Going through the material below, please gather all lines with the word "this" in them.

|---|

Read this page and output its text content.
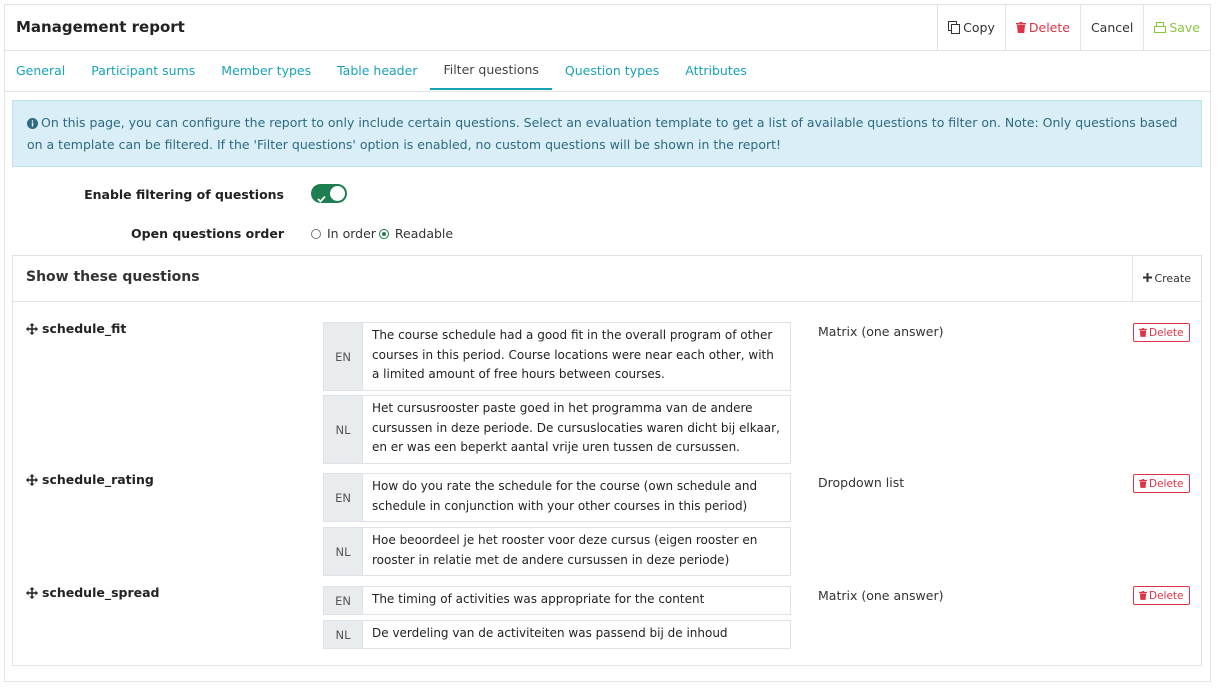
Management report	Copy	Delete Cancel	Save
General	Participant sums	Member types	Table header	Filter questions	Question types	Attributes
On this page, you can configure the report to only include certain questions. Select an evaluation template to get a list of available questions to filter on. Note: Only questions based on a template can be filtered. If the 'Filter questions' option is enabled, no custom questions will be shown in the report!
Enable filtering of questions
Open questions order	In order Readable
Show these questions	Create
schedule_fit
EN
The course schedule had a good fit in the overall program of other courses in this period. Course locations were near each other, with a limited amount of free hours between courses.
NL
Het cursusrooster paste goed in het programma van de andere cursussen in deze periode. De cursuslocaties waren dicht bij elkaar, en er was een beperkt aantal vrije uren tussen de cursussen.
Matrix (one answer)	Delete
schedule_rating
EN
How do you rate the schedule for the course (own schedule and schedule in conjunction with your other courses in this period)
NL
Hoe beoordeel je het rooster voor deze cursus (eigen rooster en rooster in relatie met de andere cursussen in deze periode)
Dropdown list	Delete
schedule_spread
EN	The timing of activities was appropriate for the content
NL	De verdeling van de activiteiten was passend bij de inhoud
Matrix (one answer)	Delete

|---|

[The response]:
Read this page and output its text content.
On this page, you can configure the report to only include certain questions. Select an evaluation template to get a list of available questions to filter on. Note: Only questions based on a template can be filtered. If the 'Filter questions' option is enabled, no custom questions will be shown in the report!
The course schedule had a good fit in the overall program of other courses in this period. Course locations were near each other, with a limited amount of free hours between courses.
How do you rate the schedule for the course (own schedule and schedule in conjunction with your other courses in this period)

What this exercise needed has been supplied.